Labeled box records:
▼
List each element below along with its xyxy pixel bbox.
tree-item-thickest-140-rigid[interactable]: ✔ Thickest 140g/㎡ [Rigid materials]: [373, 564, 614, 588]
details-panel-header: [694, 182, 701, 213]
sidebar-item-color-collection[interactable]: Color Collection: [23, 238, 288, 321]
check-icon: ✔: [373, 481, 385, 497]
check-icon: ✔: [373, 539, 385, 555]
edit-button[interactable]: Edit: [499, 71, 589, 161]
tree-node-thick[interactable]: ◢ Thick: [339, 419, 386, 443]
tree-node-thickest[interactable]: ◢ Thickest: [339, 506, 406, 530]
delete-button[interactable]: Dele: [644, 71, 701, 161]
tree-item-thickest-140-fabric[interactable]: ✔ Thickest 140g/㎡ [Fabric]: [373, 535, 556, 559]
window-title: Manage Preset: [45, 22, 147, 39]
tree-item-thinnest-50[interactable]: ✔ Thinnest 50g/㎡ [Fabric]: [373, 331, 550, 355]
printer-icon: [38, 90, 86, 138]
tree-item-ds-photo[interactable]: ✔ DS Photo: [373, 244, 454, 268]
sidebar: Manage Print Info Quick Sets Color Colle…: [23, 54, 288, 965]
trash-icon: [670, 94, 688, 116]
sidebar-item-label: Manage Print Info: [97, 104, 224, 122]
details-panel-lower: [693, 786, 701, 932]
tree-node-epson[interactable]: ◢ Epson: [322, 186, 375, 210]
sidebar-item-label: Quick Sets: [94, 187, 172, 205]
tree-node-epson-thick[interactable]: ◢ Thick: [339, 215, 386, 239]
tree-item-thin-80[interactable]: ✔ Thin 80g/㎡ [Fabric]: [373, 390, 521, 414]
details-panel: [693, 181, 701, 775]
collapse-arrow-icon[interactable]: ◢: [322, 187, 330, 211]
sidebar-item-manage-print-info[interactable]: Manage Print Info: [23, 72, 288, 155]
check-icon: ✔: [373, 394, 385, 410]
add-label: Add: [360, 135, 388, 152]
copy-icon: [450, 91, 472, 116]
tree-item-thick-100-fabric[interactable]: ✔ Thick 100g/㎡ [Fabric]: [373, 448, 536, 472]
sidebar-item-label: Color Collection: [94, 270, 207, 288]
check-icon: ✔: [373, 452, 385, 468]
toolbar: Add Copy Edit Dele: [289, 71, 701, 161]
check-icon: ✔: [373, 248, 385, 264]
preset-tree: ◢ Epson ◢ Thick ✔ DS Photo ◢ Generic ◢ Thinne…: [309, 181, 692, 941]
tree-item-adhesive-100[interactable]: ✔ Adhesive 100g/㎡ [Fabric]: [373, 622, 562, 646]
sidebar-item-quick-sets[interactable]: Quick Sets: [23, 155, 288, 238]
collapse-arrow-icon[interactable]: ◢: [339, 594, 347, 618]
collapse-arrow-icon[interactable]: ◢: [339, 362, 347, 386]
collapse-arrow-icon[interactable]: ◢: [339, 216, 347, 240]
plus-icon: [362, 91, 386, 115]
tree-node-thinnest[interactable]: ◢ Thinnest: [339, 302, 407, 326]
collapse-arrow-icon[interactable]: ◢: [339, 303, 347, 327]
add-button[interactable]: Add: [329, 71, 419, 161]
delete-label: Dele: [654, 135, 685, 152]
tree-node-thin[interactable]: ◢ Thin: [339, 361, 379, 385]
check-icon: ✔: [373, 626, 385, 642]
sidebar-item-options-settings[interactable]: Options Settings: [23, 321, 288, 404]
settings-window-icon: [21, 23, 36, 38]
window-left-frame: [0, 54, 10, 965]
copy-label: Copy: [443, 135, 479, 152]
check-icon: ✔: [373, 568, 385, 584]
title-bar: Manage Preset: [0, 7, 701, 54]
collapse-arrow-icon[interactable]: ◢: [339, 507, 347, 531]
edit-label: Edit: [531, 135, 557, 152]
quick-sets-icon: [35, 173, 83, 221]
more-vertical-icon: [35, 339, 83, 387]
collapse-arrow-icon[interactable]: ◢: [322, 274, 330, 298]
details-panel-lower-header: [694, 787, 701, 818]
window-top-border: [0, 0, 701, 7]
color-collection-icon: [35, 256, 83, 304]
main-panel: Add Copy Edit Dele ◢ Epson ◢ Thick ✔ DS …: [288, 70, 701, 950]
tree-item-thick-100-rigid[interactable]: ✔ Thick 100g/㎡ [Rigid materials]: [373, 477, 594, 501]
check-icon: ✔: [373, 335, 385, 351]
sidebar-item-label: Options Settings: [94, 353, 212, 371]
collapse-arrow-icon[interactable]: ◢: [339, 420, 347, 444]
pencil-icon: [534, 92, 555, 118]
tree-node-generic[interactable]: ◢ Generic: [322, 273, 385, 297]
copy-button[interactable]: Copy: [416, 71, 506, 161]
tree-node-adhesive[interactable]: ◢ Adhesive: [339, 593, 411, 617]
▲
### Work to do
Reproduce the material verbatim from its first line through the line containing "check-icon: ✔: [373, 539, 385, 555]", including both of those lines.

### Answer for the task
List each element below along with its xyxy pixel bbox.
tree-item-thickest-140-rigid[interactable]: ✔ Thickest 140g/㎡ [Rigid materials]: [373, 564, 614, 588]
details-panel-header: [694, 182, 701, 213]
sidebar-item-color-collection[interactable]: Color Collection: [23, 238, 288, 321]
check-icon: ✔: [373, 481, 385, 497]
check-icon: ✔: [373, 539, 385, 555]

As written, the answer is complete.